- REQUIRED WORK: Find the word "JSON" in the data. Return every line where it appears.

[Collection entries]
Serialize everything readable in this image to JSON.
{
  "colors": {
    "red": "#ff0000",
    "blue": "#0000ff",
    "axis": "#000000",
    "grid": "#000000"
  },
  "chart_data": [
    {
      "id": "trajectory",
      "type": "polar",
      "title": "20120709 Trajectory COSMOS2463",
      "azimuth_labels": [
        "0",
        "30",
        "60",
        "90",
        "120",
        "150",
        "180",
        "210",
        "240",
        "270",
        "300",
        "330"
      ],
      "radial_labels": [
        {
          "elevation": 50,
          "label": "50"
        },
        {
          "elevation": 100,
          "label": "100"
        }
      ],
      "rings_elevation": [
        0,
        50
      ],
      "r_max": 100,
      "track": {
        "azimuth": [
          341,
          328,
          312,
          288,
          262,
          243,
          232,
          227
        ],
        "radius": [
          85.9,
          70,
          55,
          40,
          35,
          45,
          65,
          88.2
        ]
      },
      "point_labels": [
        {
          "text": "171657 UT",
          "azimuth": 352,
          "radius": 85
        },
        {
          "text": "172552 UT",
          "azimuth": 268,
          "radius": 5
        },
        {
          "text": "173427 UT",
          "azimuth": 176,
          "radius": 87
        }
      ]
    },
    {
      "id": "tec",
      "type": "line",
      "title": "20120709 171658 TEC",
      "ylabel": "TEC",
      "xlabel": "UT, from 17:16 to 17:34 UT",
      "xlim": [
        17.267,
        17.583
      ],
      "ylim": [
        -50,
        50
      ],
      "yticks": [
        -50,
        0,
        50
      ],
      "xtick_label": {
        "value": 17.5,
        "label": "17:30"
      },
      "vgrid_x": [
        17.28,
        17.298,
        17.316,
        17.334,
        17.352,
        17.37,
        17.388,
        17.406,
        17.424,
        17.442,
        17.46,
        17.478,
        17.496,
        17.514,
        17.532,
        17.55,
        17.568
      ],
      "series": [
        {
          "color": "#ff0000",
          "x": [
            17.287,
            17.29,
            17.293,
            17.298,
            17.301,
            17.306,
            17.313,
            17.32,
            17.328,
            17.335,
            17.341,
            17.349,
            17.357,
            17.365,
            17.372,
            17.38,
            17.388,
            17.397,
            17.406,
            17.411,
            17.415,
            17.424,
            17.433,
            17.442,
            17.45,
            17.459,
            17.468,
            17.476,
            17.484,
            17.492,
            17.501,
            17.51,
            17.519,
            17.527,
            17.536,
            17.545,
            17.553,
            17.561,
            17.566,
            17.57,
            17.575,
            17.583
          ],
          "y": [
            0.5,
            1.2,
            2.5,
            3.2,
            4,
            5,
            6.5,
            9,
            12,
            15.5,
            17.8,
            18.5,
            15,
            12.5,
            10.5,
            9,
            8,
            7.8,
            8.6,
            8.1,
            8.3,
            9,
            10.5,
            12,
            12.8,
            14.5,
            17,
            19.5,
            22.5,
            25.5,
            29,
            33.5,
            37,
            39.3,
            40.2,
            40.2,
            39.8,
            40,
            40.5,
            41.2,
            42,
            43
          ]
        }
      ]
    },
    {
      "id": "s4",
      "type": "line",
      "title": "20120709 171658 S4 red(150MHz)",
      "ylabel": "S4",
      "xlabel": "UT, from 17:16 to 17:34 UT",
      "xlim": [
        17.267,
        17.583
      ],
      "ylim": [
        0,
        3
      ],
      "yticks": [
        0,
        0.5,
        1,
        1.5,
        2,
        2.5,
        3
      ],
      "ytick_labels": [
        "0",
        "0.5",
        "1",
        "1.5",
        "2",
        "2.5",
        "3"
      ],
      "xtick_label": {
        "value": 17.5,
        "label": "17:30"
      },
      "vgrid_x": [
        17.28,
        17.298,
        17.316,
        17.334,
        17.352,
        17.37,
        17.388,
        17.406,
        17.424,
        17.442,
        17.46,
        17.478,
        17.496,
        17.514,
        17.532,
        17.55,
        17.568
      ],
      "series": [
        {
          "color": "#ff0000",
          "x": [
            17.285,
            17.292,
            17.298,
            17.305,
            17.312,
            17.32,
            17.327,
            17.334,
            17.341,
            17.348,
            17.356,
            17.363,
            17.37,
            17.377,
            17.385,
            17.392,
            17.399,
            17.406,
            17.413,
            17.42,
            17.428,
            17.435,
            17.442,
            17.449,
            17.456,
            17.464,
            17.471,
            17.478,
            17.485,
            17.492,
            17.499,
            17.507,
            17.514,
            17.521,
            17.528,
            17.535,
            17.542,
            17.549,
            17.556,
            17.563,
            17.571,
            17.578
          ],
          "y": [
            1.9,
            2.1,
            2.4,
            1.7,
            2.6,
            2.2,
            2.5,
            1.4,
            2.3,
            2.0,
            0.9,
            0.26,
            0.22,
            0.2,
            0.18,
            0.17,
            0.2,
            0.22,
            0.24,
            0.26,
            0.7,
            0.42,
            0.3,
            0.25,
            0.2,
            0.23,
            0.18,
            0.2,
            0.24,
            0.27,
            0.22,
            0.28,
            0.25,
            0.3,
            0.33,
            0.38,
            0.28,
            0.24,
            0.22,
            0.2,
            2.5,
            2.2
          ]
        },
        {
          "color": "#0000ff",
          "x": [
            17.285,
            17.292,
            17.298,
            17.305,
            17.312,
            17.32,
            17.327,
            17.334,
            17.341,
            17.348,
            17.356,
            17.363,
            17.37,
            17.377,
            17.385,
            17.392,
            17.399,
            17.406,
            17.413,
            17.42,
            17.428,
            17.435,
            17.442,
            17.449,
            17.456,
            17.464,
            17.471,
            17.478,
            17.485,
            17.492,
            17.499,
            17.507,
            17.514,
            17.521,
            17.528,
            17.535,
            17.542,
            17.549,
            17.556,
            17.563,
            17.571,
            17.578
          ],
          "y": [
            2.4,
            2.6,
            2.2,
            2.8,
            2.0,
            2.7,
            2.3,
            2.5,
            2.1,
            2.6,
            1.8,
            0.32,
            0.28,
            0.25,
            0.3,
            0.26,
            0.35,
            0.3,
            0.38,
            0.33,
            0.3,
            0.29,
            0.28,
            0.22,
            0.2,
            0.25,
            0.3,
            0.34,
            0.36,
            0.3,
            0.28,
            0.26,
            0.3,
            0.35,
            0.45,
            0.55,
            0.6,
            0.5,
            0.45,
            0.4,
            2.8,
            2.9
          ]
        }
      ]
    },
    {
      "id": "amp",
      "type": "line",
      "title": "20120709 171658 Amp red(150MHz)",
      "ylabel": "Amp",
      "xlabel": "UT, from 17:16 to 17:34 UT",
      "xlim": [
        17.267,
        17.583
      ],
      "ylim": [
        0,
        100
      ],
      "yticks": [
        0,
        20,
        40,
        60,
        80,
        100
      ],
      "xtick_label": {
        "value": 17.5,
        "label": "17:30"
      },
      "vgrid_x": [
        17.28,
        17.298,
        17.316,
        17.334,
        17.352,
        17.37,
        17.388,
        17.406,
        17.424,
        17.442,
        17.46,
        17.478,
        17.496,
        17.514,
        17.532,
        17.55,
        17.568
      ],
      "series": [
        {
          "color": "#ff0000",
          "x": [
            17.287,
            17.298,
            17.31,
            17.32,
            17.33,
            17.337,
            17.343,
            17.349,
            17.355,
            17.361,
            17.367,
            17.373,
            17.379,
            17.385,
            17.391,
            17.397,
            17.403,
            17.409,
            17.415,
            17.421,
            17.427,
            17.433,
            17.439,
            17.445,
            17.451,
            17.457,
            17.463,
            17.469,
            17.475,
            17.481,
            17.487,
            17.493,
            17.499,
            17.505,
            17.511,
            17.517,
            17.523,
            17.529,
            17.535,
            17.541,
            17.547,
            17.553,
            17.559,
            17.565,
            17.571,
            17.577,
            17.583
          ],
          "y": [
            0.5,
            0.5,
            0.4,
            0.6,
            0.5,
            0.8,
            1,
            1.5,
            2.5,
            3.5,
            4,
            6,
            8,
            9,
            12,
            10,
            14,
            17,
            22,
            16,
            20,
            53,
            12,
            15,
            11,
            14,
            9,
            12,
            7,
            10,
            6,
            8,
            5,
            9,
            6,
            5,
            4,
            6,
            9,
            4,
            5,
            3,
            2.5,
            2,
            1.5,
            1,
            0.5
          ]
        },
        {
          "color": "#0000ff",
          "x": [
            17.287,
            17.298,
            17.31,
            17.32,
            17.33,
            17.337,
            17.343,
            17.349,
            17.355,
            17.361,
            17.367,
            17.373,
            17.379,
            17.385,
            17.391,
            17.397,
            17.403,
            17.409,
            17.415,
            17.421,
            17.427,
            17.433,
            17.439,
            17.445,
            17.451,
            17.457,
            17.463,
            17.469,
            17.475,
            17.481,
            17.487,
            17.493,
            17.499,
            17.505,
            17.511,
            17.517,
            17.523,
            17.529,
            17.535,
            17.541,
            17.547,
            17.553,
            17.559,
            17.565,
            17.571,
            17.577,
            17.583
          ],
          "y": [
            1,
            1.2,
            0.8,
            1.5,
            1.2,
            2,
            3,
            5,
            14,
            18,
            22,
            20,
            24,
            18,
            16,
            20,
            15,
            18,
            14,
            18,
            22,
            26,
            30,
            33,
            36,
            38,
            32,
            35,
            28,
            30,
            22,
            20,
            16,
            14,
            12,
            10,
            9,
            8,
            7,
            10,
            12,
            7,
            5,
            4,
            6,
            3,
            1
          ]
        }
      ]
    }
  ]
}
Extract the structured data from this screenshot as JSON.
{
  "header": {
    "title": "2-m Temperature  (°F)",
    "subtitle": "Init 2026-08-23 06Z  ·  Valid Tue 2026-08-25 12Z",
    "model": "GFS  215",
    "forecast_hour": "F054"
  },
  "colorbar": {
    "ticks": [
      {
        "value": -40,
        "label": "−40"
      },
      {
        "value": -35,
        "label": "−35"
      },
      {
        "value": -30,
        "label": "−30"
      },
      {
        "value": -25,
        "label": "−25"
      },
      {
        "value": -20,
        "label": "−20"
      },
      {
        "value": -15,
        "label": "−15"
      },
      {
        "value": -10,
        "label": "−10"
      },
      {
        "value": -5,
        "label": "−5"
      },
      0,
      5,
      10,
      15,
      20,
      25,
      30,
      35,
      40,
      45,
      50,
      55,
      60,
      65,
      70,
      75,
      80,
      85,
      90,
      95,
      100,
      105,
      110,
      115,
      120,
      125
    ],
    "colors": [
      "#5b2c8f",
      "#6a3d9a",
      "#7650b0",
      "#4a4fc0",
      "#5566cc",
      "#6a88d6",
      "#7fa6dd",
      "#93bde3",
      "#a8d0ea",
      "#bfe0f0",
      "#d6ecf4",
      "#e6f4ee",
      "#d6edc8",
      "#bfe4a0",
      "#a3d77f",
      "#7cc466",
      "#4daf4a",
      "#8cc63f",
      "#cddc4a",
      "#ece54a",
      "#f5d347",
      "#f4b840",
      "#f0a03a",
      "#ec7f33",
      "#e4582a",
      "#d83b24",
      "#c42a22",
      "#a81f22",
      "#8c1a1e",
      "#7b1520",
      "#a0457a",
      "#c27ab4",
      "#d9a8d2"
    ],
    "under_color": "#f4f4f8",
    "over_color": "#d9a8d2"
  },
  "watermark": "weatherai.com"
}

- RESPONSE:
Serialize everything readable in this image to JSON.
Extract the structured data from this screenshot as JSON.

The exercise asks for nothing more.